Top of INFORMATION SUPPLIED

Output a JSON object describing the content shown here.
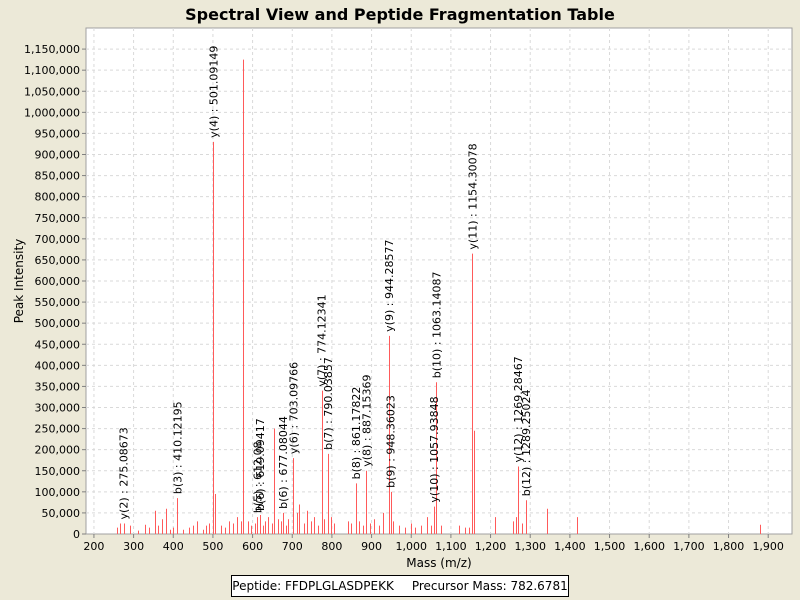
{
  "chart_data": {
    "type": "bar",
    "title": "Spectral View and Peptide Fragmentation Table",
    "xlabel": "Mass (m/z)",
    "ylabel": "Peak Intensity",
    "xlim": [
      180,
      1960
    ],
    "ylim": [
      0,
      1200000
    ],
    "x_ticks": [
      200,
      300,
      400,
      500,
      600,
      700,
      800,
      900,
      1000,
      1100,
      1200,
      1300,
      1400,
      1500,
      1600,
      1700,
      1800,
      1900
    ],
    "x_tick_labels": [
      "200",
      "300",
      "400",
      "500",
      "600",
      "700",
      "800",
      "900",
      "1,000",
      "1,100",
      "1,200",
      "1,300",
      "1,400",
      "1,500",
      "1,600",
      "1,700",
      "1,800",
      "1,900"
    ],
    "y_ticks": [
      0,
      50000,
      100000,
      150000,
      200000,
      250000,
      300000,
      350000,
      400000,
      450000,
      500000,
      550000,
      600000,
      650000,
      700000,
      750000,
      800000,
      850000,
      900000,
      950000,
      1000000,
      1050000,
      1100000,
      1150000
    ],
    "y_tick_labels": [
      "0",
      "50,000",
      "100,000",
      "150,000",
      "200,000",
      "250,000",
      "300,000",
      "350,000",
      "400,000",
      "450,000",
      "500,000",
      "550,000",
      "600,000",
      "650,000",
      "700,000",
      "750,000",
      "800,000",
      "850,000",
      "900,000",
      "950,000",
      "1,000,000",
      "1,050,000",
      "1,100,000",
      "1,150,000"
    ],
    "peaks": [
      {
        "mz": 258,
        "intensity": 15000
      },
      {
        "mz": 265,
        "intensity": 25000
      },
      {
        "mz": 275.08673,
        "intensity": 25000
      },
      {
        "mz": 290,
        "intensity": 20000
      },
      {
        "mz": 310,
        "intensity": 8000
      },
      {
        "mz": 330,
        "intensity": 22000
      },
      {
        "mz": 338,
        "intensity": 15000
      },
      {
        "mz": 355,
        "intensity": 55000
      },
      {
        "mz": 362,
        "intensity": 20000
      },
      {
        "mz": 372,
        "intensity": 35000
      },
      {
        "mz": 382,
        "intensity": 60000
      },
      {
        "mz": 392,
        "intensity": 10000
      },
      {
        "mz": 400,
        "intensity": 15000
      },
      {
        "mz": 410.12195,
        "intensity": 85000
      },
      {
        "mz": 425,
        "intensity": 10000
      },
      {
        "mz": 440,
        "intensity": 15000
      },
      {
        "mz": 450,
        "intensity": 20000
      },
      {
        "mz": 460,
        "intensity": 30000
      },
      {
        "mz": 475,
        "intensity": 10000
      },
      {
        "mz": 483,
        "intensity": 20000
      },
      {
        "mz": 490,
        "intensity": 25000
      },
      {
        "mz": 501.09149,
        "intensity": 930000
      },
      {
        "mz": 504,
        "intensity": 95000
      },
      {
        "mz": 520,
        "intensity": 20000
      },
      {
        "mz": 530,
        "intensity": 15000
      },
      {
        "mz": 540,
        "intensity": 30000
      },
      {
        "mz": 550,
        "intensity": 25000
      },
      {
        "mz": 560,
        "intensity": 40000
      },
      {
        "mz": 570,
        "intensity": 30000
      },
      {
        "mz": 576,
        "intensity": 1125000
      },
      {
        "mz": 588,
        "intensity": 30000
      },
      {
        "mz": 596,
        "intensity": 20000
      },
      {
        "mz": 606,
        "intensity": 25000
      },
      {
        "mz": 612.08,
        "intensity": 40000
      },
      {
        "mz": 619.09417,
        "intensity": 45000
      },
      {
        "mz": 625,
        "intensity": 20000
      },
      {
        "mz": 632,
        "intensity": 30000
      },
      {
        "mz": 640,
        "intensity": 40000
      },
      {
        "mz": 648,
        "intensity": 25000
      },
      {
        "mz": 655,
        "intensity": 250000
      },
      {
        "mz": 663,
        "intensity": 35000
      },
      {
        "mz": 671,
        "intensity": 30000
      },
      {
        "mz": 677.08044,
        "intensity": 50000
      },
      {
        "mz": 684,
        "intensity": 20000
      },
      {
        "mz": 690,
        "intensity": 35000
      },
      {
        "mz": 703.09766,
        "intensity": 180000
      },
      {
        "mz": 712,
        "intensity": 50000
      },
      {
        "mz": 718,
        "intensity": 70000
      },
      {
        "mz": 730,
        "intensity": 25000
      },
      {
        "mz": 738,
        "intensity": 55000
      },
      {
        "mz": 748,
        "intensity": 30000
      },
      {
        "mz": 756,
        "intensity": 40000
      },
      {
        "mz": 764,
        "intensity": 20000
      },
      {
        "mz": 774.12341,
        "intensity": 340000
      },
      {
        "mz": 781,
        "intensity": 35000
      },
      {
        "mz": 790.03857,
        "intensity": 190000
      },
      {
        "mz": 798,
        "intensity": 40000
      },
      {
        "mz": 806,
        "intensity": 25000
      },
      {
        "mz": 840,
        "intensity": 30000
      },
      {
        "mz": 848,
        "intensity": 25000
      },
      {
        "mz": 861.17822,
        "intensity": 120000
      },
      {
        "mz": 869,
        "intensity": 30000
      },
      {
        "mz": 878,
        "intensity": 20000
      },
      {
        "mz": 887.15369,
        "intensity": 150000
      },
      {
        "mz": 895,
        "intensity": 25000
      },
      {
        "mz": 905,
        "intensity": 35000
      },
      {
        "mz": 918,
        "intensity": 20000
      },
      {
        "mz": 930,
        "intensity": 50000
      },
      {
        "mz": 944.28577,
        "intensity": 470000
      },
      {
        "mz": 948.36023,
        "intensity": 100000
      },
      {
        "mz": 955,
        "intensity": 30000
      },
      {
        "mz": 968,
        "intensity": 20000
      },
      {
        "mz": 985,
        "intensity": 15000
      },
      {
        "mz": 1000,
        "intensity": 25000
      },
      {
        "mz": 1010,
        "intensity": 15000
      },
      {
        "mz": 1025,
        "intensity": 20000
      },
      {
        "mz": 1040,
        "intensity": 40000
      },
      {
        "mz": 1050,
        "intensity": 20000
      },
      {
        "mz": 1057.93848,
        "intensity": 65000
      },
      {
        "mz": 1063.14087,
        "intensity": 360000
      },
      {
        "mz": 1075,
        "intensity": 20000
      },
      {
        "mz": 1120,
        "intensity": 20000
      },
      {
        "mz": 1135,
        "intensity": 15000
      },
      {
        "mz": 1145,
        "intensity": 15000
      },
      {
        "mz": 1154.30078,
        "intensity": 665000
      },
      {
        "mz": 1158,
        "intensity": 245000
      },
      {
        "mz": 1210,
        "intensity": 40000
      },
      {
        "mz": 1256,
        "intensity": 30000
      },
      {
        "mz": 1265,
        "intensity": 40000
      },
      {
        "mz": 1269.28467,
        "intensity": 160000
      },
      {
        "mz": 1280,
        "intensity": 25000
      },
      {
        "mz": 1289.25024,
        "intensity": 80000
      },
      {
        "mz": 1342,
        "intensity": 60000
      },
      {
        "mz": 1418,
        "intensity": 40000
      },
      {
        "mz": 1880,
        "intensity": 22000
      }
    ],
    "annotations": [
      {
        "mz": 275.08673,
        "intensity": 25000,
        "label": "y(2) : 275.08673"
      },
      {
        "mz": 410.12195,
        "intensity": 85000,
        "label": "b(3) : 410.12195"
      },
      {
        "mz": 501.09149,
        "intensity": 930000,
        "label": "y(4) : 501.09149"
      },
      {
        "mz": 612.08,
        "intensity": 40000,
        "label": "b(5) : 612.08"
      },
      {
        "mz": 619.09417,
        "intensity": 45000,
        "label": "b(6) : 619.09417"
      },
      {
        "mz": 677.08044,
        "intensity": 50000,
        "label": "b(6) : 677.08044"
      },
      {
        "mz": 703.09766,
        "intensity": 180000,
        "label": "y(6) : 703.09766"
      },
      {
        "mz": 774.12341,
        "intensity": 340000,
        "label": "y(7) : 774.12341"
      },
      {
        "mz": 790.03857,
        "intensity": 190000,
        "label": "b(7) : 790.03857"
      },
      {
        "mz": 861.17822,
        "intensity": 120000,
        "label": "b(8) : 861.17822"
      },
      {
        "mz": 887.15369,
        "intensity": 150000,
        "label": "y(8) : 887.15369"
      },
      {
        "mz": 944.28577,
        "intensity": 470000,
        "label": "y(9) : 944.28577"
      },
      {
        "mz": 948.36023,
        "intensity": 100000,
        "label": "b(9) : 948.36023"
      },
      {
        "mz": 1057.93848,
        "intensity": 65000,
        "label": "y(10) : 1057.93848"
      },
      {
        "mz": 1063.14087,
        "intensity": 360000,
        "label": "b(10) : 1063.14087"
      },
      {
        "mz": 1154.30078,
        "intensity": 665000,
        "label": "y(11) : 1154.30078"
      },
      {
        "mz": 1269.28467,
        "intensity": 160000,
        "label": "y(12) : 1269.28467"
      },
      {
        "mz": 1289.25024,
        "intensity": 80000,
        "label": "b(12) : 1289.25024"
      }
    ],
    "colors": {
      "peak": "#ff5a5a",
      "background": "#ffffff",
      "frame": "#ece9d8"
    }
  },
  "footer": {
    "peptide_label": "Peptide: FFDPLGLASDPEKK",
    "precursor_label": "Precursor Mass: 782.6781"
  }
}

Bottom of INFORMATION SUPPLIED

#### EXERCISE REQUIREMENTS:
Only a number should be given in reply: how many lines in the entries above hold "Peptide".

#### ANSWER BOX:
2